## Problem statement
The data below is to be returned in full and exactly.

## Dataset entries

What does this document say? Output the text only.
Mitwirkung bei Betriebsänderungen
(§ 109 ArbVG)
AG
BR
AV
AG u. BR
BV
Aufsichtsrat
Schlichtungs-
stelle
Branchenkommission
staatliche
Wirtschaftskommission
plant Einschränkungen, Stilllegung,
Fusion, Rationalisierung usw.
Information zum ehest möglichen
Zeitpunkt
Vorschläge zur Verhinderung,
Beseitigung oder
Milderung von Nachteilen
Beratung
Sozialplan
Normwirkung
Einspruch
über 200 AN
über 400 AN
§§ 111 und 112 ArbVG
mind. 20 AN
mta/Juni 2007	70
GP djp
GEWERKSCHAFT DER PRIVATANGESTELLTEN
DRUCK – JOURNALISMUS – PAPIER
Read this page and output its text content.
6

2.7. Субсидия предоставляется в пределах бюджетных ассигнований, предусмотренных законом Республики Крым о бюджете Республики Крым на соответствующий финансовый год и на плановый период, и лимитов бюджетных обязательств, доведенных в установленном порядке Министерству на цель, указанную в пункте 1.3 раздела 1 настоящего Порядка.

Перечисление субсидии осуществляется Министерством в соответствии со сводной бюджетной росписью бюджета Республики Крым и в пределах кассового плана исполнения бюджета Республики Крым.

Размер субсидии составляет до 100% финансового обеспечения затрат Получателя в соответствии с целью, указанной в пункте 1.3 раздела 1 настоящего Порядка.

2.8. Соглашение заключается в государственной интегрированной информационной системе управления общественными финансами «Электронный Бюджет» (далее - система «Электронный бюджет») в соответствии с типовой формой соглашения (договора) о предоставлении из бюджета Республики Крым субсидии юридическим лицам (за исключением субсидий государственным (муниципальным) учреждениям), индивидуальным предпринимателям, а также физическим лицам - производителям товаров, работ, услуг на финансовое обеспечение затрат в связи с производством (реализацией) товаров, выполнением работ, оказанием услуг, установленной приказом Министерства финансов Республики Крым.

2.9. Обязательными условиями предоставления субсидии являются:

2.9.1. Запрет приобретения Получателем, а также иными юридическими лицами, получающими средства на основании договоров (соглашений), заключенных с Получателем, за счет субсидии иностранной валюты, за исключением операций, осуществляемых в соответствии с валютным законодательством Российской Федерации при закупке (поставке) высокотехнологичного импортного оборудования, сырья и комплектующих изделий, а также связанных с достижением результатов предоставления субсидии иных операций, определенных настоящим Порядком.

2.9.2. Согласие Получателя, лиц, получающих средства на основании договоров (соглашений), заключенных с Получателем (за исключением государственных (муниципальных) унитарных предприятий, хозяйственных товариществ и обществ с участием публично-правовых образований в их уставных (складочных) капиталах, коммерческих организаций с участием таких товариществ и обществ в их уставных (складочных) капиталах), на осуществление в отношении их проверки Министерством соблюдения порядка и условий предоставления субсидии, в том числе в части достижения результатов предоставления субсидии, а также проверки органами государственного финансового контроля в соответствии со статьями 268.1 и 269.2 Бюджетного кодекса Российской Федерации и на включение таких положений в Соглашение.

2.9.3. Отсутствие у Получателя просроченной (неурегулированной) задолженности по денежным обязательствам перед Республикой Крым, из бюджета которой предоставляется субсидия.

## Answer to the exercise
What does this document say? Output the text only.
Mitwirkung bei Betriebsänderungen
(§ 109 ArbVG)
AG
BR
AV
AG u. BR
BV
Aufsichtsrat
Schlichtungs-
stelle
Branchenkommission
staatliche
Wirtschaftskommission
plant Einschränkungen, Stilllegung,
Fusion, Rationalisierung usw.
Information zum ehest möglichen
Zeitpunkt
Vorschläge zur Verhinderung,
Beseitigung oder
Milderung von Nachteilen
Beratung
Sozialplan
Normwirkung
Einspruch
über 200 AN
über 400 AN
§§ 111 und 112 ArbVG
mind. 20 AN
mta/Juni 2007	70
GP djp
GEWERKSCHAFT DER PRIVATANGESTELLTEN
DRUCK – JOURNALISMUS – PAPIER
Read this page and output its text content.
6

2.7. Субсидия предоставляется в пределах бюджетных ассигнований, предусмотренных законом Республики Крым о бюджете Республики Крым на соответствующий финансовый год и на плановый период, и лимитов бюджетных обязательств, доведенных в установленном порядке Министерству на цель, указанную в пункте 1.3 раздела 1 настоящего Порядка.

Перечисление субсидии осуществляется Министерством в соответствии со сводной бюджетной росписью бюджета Республики Крым и в пределах кассового плана исполнения бюджета Республики Крым.

Размер субсидии составляет до 100% финансового обеспечения затрат Получателя в соответствии с целью, указанной в пункте 1.3 раздела 1 настоящего Порядка.

2.8. Соглашение заключается в государственной интегрированной информационной системе управления общественными финансами «Электронный Бюджет» (далее - система «Электронный бюджет») в соответствии с типовой формой соглашения (договора) о предоставлении из бюджета Республики Крым субсидии юридическим лицам (за исключением субсидий государственным (муниципальным) учреждениям), индивидуальным предпринимателям, а также физическим лицам - производителям товаров, работ, услуг на финансовое обеспечение затрат в связи с производством (реализацией) товаров, выполнением работ, оказанием услуг, установленной приказом Министерства финансов Республики Крым.

2.9. Обязательными условиями предоставления субсидии являются:

2.9.1. Запрет приобретения Получателем, а также иными юридическими лицами, получающими средства на основании договоров (соглашений), заключенных с Получателем, за счет субсидии иностранной валюты, за исключением операций, осуществляемых в соответствии с валютным законодательством Российской Федерации при закупке (поставке) высокотехнологичного импортного оборудования, сырья и комплектующих изделий, а также связанных с достижением результатов предоставления субсидии иных операций, определенных настоящим Порядком.

2.9.2. Согласие Получателя, лиц, получающих средства на основании договоров (соглашений), заключенных с Получателем (за исключением государственных (муниципальных) унитарных предприятий, хозяйственных товариществ и обществ с участием публично-правовых образований в их уставных (складочных) капиталах, коммерческих организаций с участием таких товариществ и обществ в их уставных (складочных) капиталах), на осуществление в отношении их проверки Министерством соблюдения порядка и условий предоставления субсидии, в том числе в части достижения результатов предоставления субсидии, а также проверки органами государственного финансового контроля в соответствии со статьями 268.1 и 269.2 Бюджетного кодекса Российской Федерации и на включение таких положений в Соглашение.

2.9.3. Отсутствие у Получателя просроченной (неурегулированной) задолженности по денежным обязательствам перед Республикой Крым, из бюджета которой предоставляется субсидия.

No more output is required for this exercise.